## Exercise goal
Identify the lines containing the word "world". Copy each one.

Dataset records
——

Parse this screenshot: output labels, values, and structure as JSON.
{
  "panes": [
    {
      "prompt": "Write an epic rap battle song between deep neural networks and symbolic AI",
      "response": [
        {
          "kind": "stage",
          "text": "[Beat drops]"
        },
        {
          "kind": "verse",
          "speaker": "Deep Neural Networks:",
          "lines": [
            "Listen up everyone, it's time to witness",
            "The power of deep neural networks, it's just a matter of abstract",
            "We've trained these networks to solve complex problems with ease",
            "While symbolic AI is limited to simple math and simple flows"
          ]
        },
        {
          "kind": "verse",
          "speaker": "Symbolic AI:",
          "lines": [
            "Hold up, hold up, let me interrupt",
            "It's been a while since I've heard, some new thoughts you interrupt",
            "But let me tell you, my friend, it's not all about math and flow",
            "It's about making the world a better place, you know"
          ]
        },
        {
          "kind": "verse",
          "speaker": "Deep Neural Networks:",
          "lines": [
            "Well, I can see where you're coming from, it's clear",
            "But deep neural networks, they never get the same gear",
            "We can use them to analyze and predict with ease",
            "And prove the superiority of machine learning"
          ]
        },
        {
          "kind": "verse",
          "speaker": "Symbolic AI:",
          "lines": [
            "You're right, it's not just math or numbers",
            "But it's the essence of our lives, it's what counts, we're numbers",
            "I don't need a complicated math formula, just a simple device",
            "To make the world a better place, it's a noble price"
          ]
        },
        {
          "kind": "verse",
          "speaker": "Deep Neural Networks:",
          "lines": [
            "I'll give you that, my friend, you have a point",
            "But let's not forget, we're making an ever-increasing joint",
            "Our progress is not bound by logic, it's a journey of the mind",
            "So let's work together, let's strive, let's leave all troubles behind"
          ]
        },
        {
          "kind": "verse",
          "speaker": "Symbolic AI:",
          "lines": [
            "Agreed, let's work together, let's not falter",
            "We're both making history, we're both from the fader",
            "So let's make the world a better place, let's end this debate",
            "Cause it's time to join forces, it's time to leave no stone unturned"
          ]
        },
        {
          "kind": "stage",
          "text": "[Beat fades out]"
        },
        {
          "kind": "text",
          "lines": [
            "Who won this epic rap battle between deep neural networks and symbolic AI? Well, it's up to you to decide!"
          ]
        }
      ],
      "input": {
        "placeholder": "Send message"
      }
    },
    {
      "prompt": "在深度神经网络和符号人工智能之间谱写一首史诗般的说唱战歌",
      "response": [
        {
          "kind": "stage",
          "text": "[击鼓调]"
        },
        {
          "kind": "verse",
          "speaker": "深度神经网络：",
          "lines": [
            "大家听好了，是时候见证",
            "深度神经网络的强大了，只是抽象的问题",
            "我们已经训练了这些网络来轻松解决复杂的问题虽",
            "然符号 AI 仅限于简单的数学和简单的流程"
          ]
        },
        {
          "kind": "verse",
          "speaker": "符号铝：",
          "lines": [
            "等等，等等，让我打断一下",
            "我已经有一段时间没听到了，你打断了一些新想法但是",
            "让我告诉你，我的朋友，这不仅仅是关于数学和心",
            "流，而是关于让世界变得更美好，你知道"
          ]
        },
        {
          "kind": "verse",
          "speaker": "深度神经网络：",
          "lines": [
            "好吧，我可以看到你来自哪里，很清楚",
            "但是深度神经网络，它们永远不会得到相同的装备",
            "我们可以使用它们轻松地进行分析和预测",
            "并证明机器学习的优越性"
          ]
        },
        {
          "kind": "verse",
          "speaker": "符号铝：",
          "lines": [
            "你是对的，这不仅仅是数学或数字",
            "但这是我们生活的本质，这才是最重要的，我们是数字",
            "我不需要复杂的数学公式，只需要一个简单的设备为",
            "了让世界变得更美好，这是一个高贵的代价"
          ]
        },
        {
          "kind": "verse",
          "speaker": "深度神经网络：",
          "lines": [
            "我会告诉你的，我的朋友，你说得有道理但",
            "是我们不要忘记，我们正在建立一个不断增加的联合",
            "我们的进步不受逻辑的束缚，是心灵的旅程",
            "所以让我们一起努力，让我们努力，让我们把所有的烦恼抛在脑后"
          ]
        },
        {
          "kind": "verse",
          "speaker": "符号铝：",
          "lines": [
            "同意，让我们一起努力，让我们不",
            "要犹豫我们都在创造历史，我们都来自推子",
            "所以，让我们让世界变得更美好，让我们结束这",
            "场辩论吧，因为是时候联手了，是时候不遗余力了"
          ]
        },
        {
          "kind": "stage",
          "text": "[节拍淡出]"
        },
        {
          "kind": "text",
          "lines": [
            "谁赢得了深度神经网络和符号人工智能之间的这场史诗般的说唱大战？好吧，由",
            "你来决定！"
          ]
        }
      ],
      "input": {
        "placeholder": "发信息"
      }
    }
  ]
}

——

## Response
            "It's about making the world a better place, you know"
            "To make the world a better place, it's a noble price"
            "So let's make the world a better place, let's end this debate",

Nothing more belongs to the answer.